▶ [SET PROBLEM]:
Below are the records. Gather each line that holds "ECHEVERRIA".

----- SUPPLIED DATA

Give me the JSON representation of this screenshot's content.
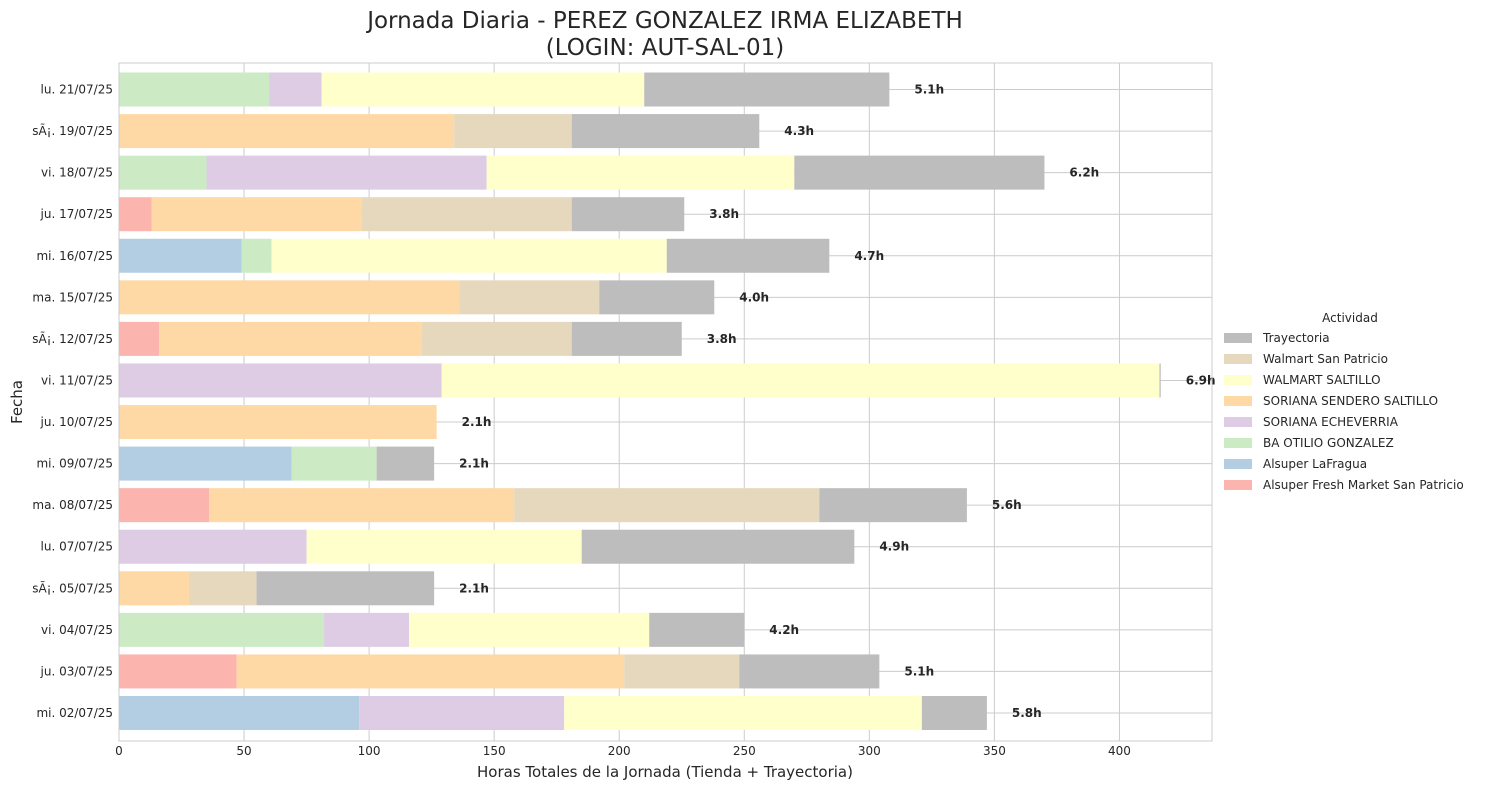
{
  "chart_data": {
    "type": "bar",
    "orientation": "horizontal",
    "stacked": true,
    "title_line1": "Jornada Diaria - PEREZ GONZALEZ IRMA ELIZABETH",
    "title_line2": "(LOGIN: AUT-SAL-01)",
    "xlabel": "Horas Totales de la Jornada (Tienda + Trayectoria)",
    "ylabel": "Fecha",
    "xlim": [
      0,
      437
    ],
    "xticks": [
      0,
      50,
      100,
      150,
      200,
      250,
      300,
      350,
      400
    ],
    "grid": true,
    "legend_title": "Actividad",
    "legend_position": "right",
    "categories": [
      "lu. 21/07/25",
      "sÃ¡. 19/07/25",
      "vi. 18/07/25",
      "ju. 17/07/25",
      "mi. 16/07/25",
      "ma. 15/07/25",
      "sÃ¡. 12/07/25",
      "vi. 11/07/25",
      "ju. 10/07/25",
      "mi. 09/07/25",
      "ma. 08/07/25",
      "lu. 07/07/25",
      "sÃ¡. 05/07/25",
      "vi. 04/07/25",
      "ju. 03/07/25",
      "mi. 02/07/25"
    ],
    "totals_labels": [
      "5.1h",
      "4.3h",
      "6.2h",
      "3.8h",
      "4.7h",
      "4.0h",
      "3.8h",
      "6.9h",
      "2.1h",
      "2.1h",
      "5.6h",
      "4.9h",
      "2.1h",
      "4.2h",
      "5.1h",
      "5.8h"
    ],
    "series": [
      {
        "name": "Alsuper Fresh Market San Patricio",
        "color": "#fbb4ae",
        "values": [
          0,
          0,
          0,
          13,
          0,
          0,
          16,
          0,
          0,
          0,
          36,
          0,
          0,
          0,
          47,
          0
        ]
      },
      {
        "name": "Alsuper LaFragua",
        "color": "#b3cde3",
        "values": [
          0,
          0,
          0,
          0,
          49,
          0,
          0,
          0,
          0,
          69,
          0,
          0,
          0,
          0,
          0,
          96
        ]
      },
      {
        "name": "BA OTILIO GONZALEZ",
        "color": "#ccebc5",
        "values": [
          60,
          0,
          35,
          0,
          12,
          0,
          0,
          0,
          0,
          34,
          0,
          0,
          0,
          82,
          0,
          0
        ]
      },
      {
        "name": "SORIANA ECHEVERRIA",
        "color": "#decbe4",
        "values": [
          21,
          0,
          112,
          0,
          0,
          0,
          0,
          129,
          0,
          0,
          0,
          75,
          0,
          34,
          0,
          82
        ]
      },
      {
        "name": "SORIANA SENDERO SALTILLO",
        "color": "#fed9a6",
        "values": [
          0,
          134,
          0,
          84,
          0,
          136,
          105,
          0,
          127,
          0,
          122,
          0,
          28,
          0,
          155,
          0
        ]
      },
      {
        "name": "WALMART SALTILLO",
        "color": "#ffffcc",
        "values": [
          129,
          0,
          123,
          0,
          158,
          0,
          0,
          287,
          0,
          0,
          0,
          110,
          0,
          96,
          0,
          143
        ]
      },
      {
        "name": "Walmart San Patricio",
        "color": "#e5d8bd",
        "values": [
          0,
          47,
          0,
          84,
          0,
          56,
          60,
          0,
          0,
          0,
          122,
          0,
          27,
          0,
          46,
          0
        ]
      },
      {
        "name": "Trayectoria",
        "color": "#bdbdbd",
        "values": [
          98,
          75,
          100,
          45,
          65,
          46,
          44,
          0.5,
          0,
          23,
          59,
          109,
          71,
          38,
          56,
          26
        ]
      }
    ],
    "legend_order": [
      "Trayectoria",
      "Walmart San Patricio",
      "WALMART SALTILLO",
      "SORIANA SENDERO SALTILLO",
      "SORIANA ECHEVERRIA",
      "BA OTILIO GONZALEZ",
      "Alsuper LaFragua",
      "Alsuper Fresh Market San Patricio"
    ]
  }
}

----------

▶ [TASK ANSWER]:
        "name": "SORIANA ECHEVERRIA",
      "SORIANA ECHEVERRIA",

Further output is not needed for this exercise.